> [GIVEN DATA]:
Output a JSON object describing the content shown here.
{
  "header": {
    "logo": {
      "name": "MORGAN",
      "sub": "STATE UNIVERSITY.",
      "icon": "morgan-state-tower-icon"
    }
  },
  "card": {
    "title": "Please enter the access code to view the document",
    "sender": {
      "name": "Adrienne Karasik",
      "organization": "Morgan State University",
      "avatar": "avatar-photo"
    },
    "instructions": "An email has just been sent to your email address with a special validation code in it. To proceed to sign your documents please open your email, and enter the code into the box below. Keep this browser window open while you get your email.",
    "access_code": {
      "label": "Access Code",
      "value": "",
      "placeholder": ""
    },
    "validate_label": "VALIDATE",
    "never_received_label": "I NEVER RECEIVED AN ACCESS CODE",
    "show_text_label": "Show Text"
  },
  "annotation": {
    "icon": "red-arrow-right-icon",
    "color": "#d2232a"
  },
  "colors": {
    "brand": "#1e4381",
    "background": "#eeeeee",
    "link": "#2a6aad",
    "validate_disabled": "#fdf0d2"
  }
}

---

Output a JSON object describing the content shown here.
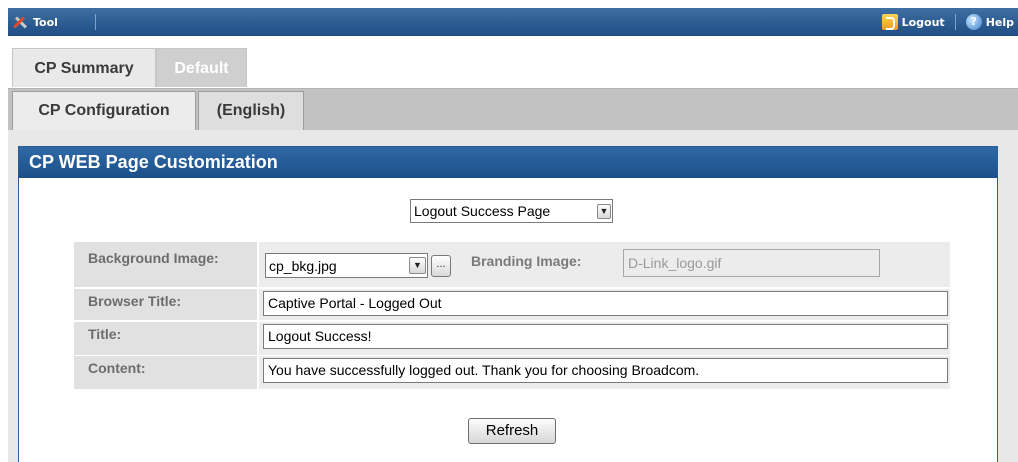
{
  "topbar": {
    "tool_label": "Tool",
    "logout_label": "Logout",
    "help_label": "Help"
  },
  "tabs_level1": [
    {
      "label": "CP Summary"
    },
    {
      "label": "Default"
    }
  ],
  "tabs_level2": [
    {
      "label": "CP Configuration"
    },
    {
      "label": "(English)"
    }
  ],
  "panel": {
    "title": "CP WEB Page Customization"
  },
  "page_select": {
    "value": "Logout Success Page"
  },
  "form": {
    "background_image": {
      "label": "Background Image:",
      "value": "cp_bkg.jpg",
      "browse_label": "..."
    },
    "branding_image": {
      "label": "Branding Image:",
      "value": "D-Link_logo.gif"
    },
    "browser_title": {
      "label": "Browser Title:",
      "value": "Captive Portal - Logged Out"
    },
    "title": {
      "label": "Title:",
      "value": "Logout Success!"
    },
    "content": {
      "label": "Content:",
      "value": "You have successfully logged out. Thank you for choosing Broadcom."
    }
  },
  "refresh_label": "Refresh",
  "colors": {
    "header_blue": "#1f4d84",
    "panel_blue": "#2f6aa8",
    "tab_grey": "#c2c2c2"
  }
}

* * *

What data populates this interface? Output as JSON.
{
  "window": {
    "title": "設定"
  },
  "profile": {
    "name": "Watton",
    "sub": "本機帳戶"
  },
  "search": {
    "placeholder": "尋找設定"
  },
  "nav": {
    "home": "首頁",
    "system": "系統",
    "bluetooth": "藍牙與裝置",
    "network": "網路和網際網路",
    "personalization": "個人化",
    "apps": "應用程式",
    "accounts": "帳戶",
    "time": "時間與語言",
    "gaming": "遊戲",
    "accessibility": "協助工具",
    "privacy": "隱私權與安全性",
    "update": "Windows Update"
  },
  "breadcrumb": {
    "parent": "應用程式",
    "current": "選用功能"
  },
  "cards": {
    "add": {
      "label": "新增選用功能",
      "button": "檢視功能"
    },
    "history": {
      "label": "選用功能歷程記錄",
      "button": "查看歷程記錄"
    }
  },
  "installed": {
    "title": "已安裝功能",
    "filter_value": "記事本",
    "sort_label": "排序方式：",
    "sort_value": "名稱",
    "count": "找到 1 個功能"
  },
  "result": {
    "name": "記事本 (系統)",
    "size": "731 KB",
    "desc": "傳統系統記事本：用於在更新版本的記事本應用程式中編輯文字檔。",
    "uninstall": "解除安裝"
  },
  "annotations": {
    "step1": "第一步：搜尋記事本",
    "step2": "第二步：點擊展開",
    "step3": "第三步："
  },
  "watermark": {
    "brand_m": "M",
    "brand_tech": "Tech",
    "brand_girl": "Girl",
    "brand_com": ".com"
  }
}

> [TASK OBJECTIVE]: Filter the data for the string "name" and copy every line that has it.

> [RESPONSE TO THE EXERCISE]:
      "name": "MORGAN",
      "name": "Adrienne Karasik",
    "name": "Watton",
    "name": "記事本 (系統)",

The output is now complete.